▸ **Aim of the task**: Set every record down verbatim and omit the pictures.

═════ Items

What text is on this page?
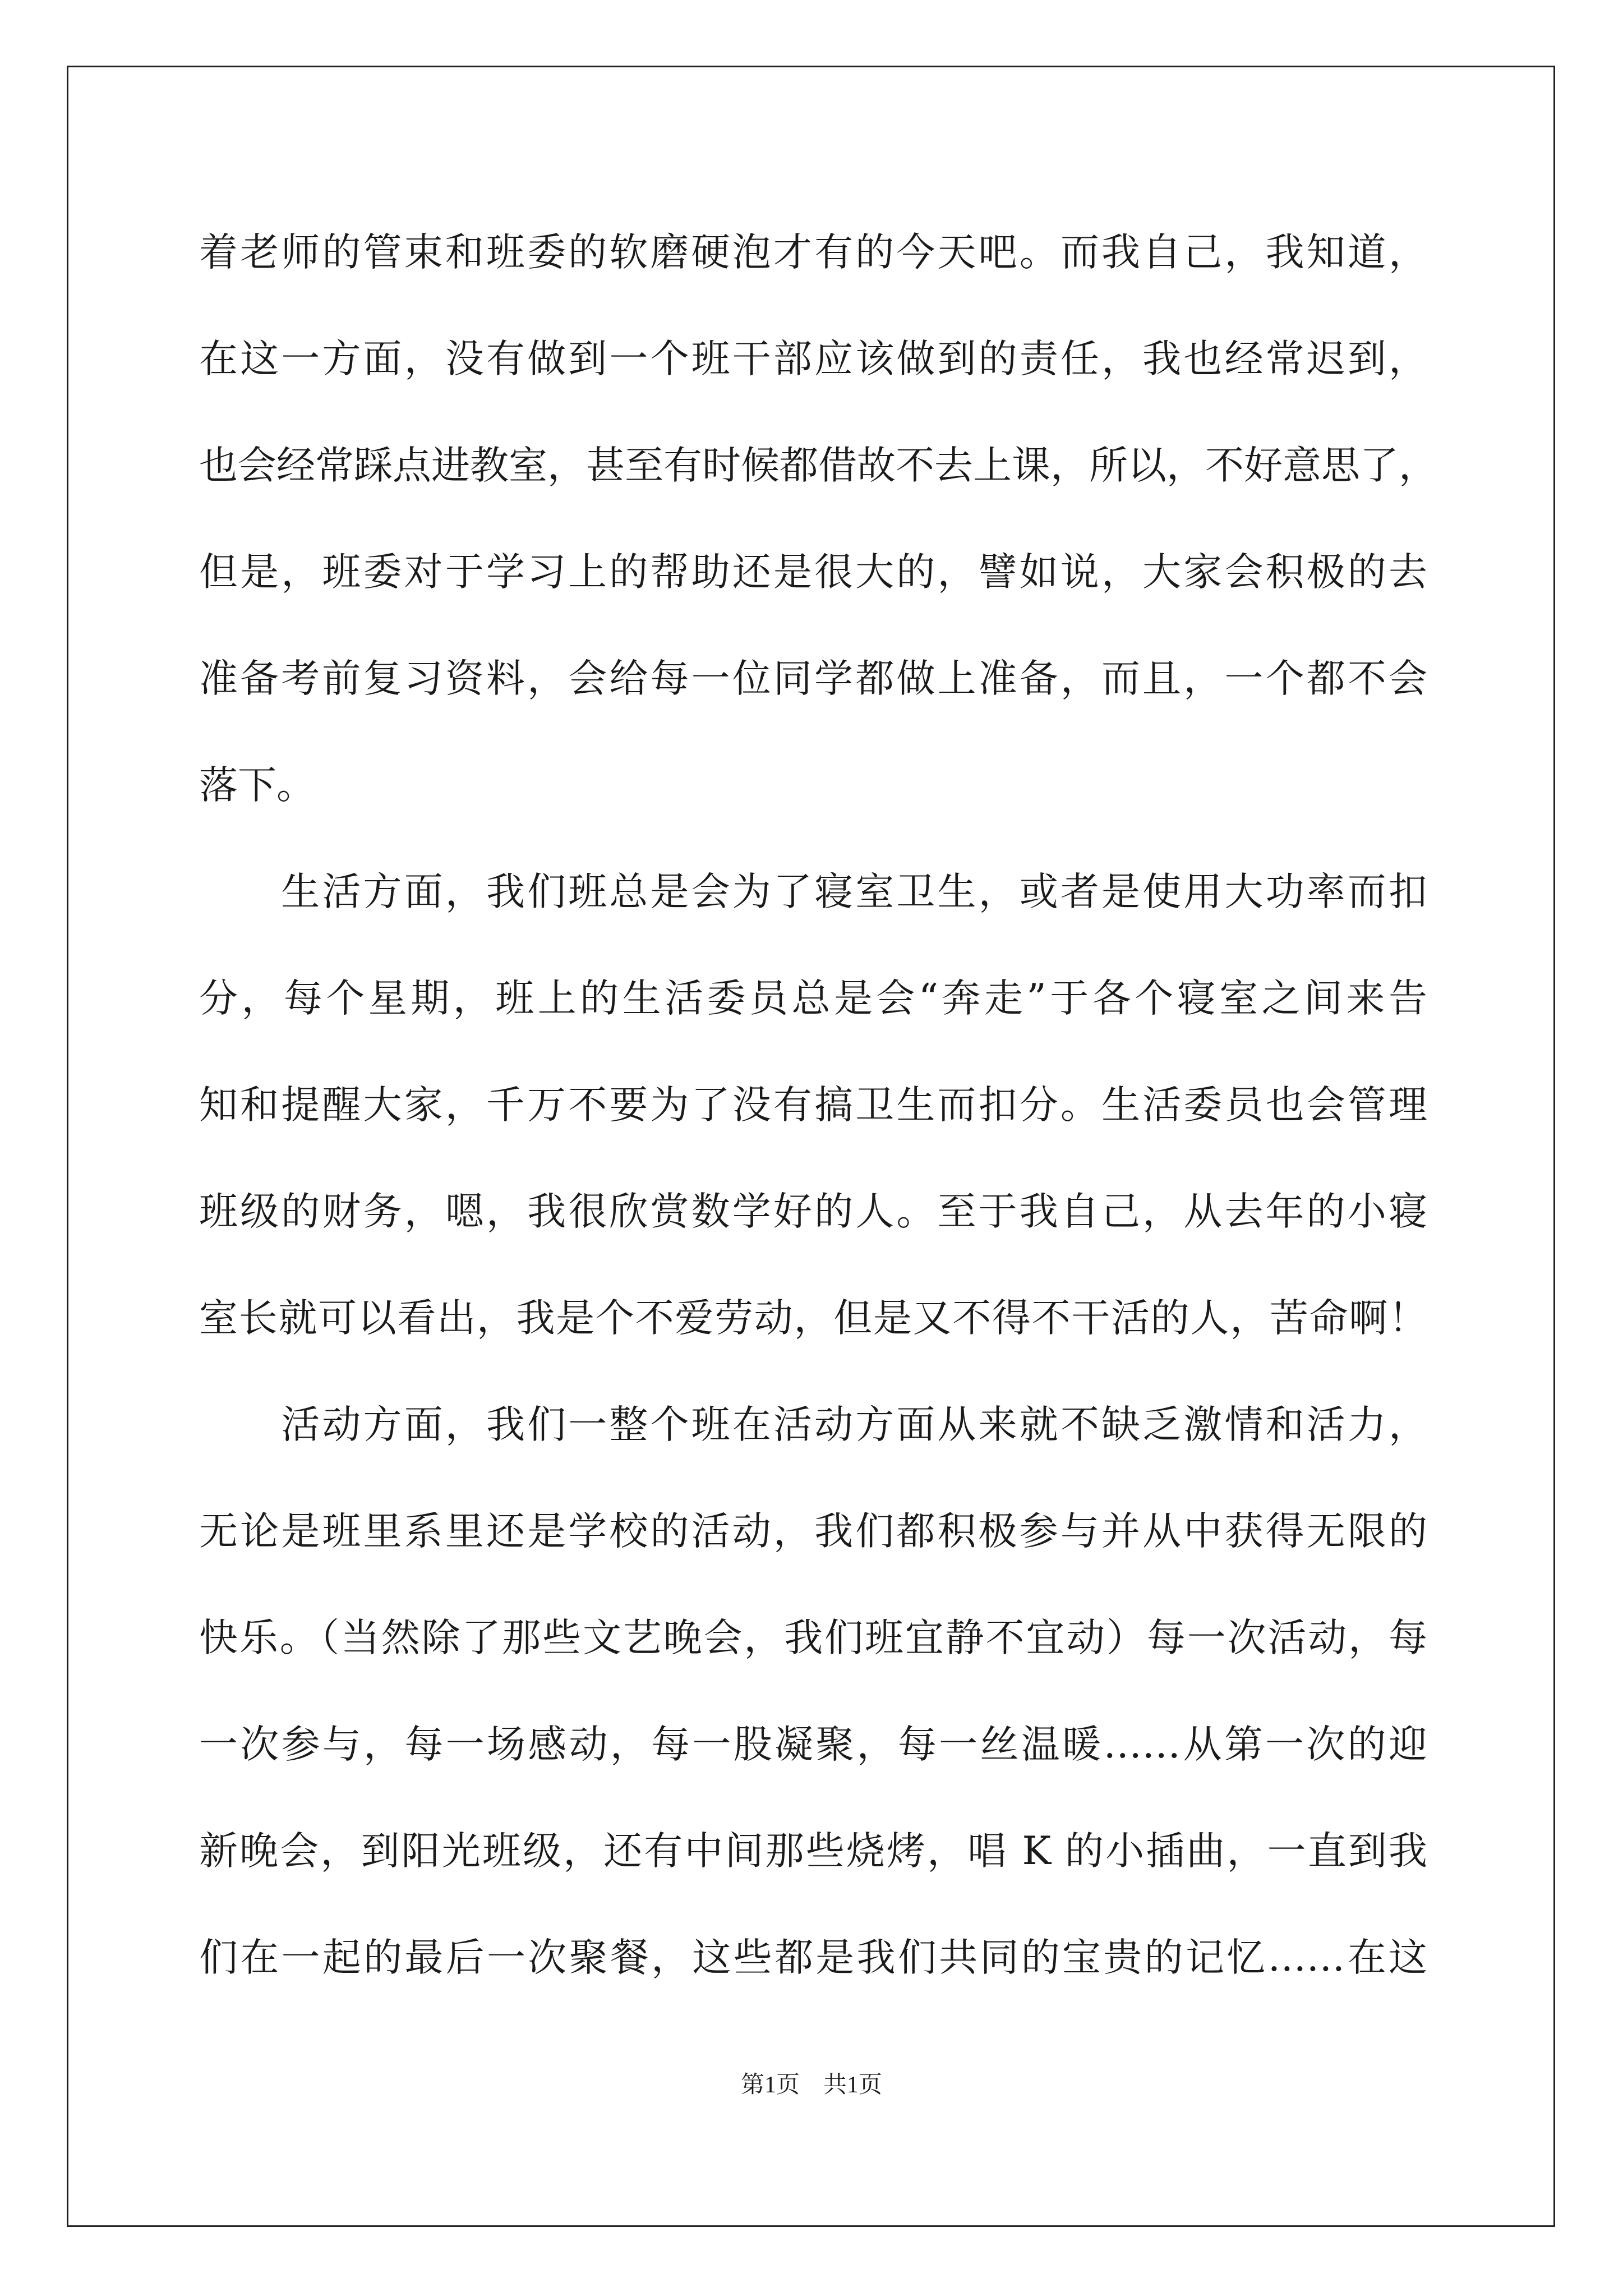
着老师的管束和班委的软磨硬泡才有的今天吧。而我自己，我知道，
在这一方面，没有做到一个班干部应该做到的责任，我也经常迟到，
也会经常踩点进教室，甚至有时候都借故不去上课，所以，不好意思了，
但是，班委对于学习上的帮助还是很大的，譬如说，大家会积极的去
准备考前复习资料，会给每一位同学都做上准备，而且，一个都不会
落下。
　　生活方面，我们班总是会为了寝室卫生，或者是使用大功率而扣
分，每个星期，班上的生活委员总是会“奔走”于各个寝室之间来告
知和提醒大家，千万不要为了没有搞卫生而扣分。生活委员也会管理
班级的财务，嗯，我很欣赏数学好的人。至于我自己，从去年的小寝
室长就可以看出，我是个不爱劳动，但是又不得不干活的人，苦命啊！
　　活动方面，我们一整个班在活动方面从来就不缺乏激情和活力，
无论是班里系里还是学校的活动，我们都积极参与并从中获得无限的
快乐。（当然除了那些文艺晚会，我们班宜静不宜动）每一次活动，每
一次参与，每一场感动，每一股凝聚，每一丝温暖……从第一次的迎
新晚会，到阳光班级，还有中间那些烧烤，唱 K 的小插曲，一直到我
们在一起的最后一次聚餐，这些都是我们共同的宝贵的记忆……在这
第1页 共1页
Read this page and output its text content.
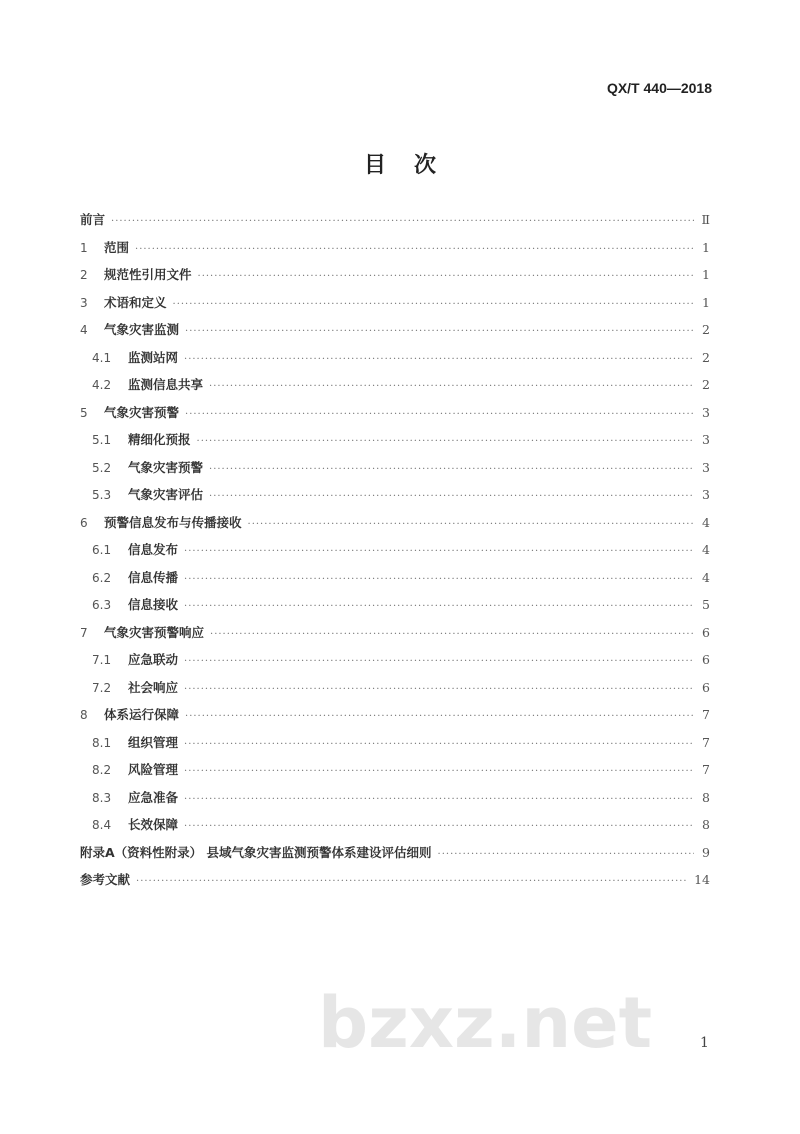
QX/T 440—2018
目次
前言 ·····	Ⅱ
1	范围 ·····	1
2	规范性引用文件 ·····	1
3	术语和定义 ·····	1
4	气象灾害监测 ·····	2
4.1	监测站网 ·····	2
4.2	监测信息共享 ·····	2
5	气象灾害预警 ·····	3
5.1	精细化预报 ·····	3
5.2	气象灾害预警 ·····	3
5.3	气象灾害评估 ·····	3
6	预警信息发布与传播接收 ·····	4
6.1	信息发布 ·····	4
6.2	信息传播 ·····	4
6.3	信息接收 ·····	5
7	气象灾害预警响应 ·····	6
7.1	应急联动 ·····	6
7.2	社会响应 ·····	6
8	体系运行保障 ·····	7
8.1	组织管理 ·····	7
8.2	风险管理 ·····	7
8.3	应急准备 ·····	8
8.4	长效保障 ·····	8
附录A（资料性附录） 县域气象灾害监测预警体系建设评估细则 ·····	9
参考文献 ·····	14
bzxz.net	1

══════════

▸ **Completed task**:
What text is on this page?
着老师的管束和班委的软磨硬泡才有的今天吧。而我自己，我知道，
在这一方面，没有做到一个班干部应该做到的责任，我也经常迟到，
也会经常踩点进教室，甚至有时候都借故不去上课，所以，不好意思了，
但是，班委对于学习上的帮助还是很大的，譬如说，大家会积极的去
准备考前复习资料，会给每一位同学都做上准备，而且，一个都不会
落下。
　　生活方面，我们班总是会为了寝室卫生，或者是使用大功率而扣
分，每个星期，班上的生活委员总是会“奔走”于各个寝室之间来告
知和提醒大家，千万不要为了没有搞卫生而扣分。生活委员也会管理
班级的财务，嗯，我很欣赏数学好的人。至于我自己，从去年的小寝
室长就可以看出，我是个不爱劳动，但是又不得不干活的人，苦命啊！
　　活动方面，我们一整个班在活动方面从来就不缺乏激情和活力，
无论是班里系里还是学校的活动，我们都积极参与并从中获得无限的
快乐。（当然除了那些文艺晚会，我们班宜静不宜动）每一次活动，每
一次参与，每一场感动，每一股凝聚，每一丝温暖……从第一次的迎
新晚会，到阳光班级，还有中间那些烧烤，唱 K 的小插曲，一直到我
们在一起的最后一次聚餐，这些都是我们共同的宝贵的记忆……在这
第1页 共1页
Read this page and output its text content.
QX/T 440—2018
目次
前言 ·····	Ⅱ
1	范围 ·····	1
2	规范性引用文件 ·····	1
3	术语和定义 ·····	1
4	气象灾害监测 ·····	2
4.1	监测站网 ·····	2
4.2	监测信息共享 ·····	2
5	气象灾害预警 ·····	3
5.1	精细化预报 ·····	3
5.2	气象灾害预警 ·····	3
5.3	气象灾害评估 ·····	3
6	预警信息发布与传播接收 ·····	4
6.1	信息发布 ·····	4
6.2	信息传播 ·····	4
6.3	信息接收 ·····	5
7	气象灾害预警响应 ·····	6
7.1	应急联动 ·····	6
7.2	社会响应 ·····	6
8	体系运行保障 ·····	7
8.1	组织管理 ·····	7
8.2	风险管理 ·····	7
8.3	应急准备 ·····	8
8.4	长效保障 ·····	8
附录A（资料性附录） 县域气象灾害监测预警体系建设评估细则 ·····	9
参考文献 ·····	14
bzxz.net	1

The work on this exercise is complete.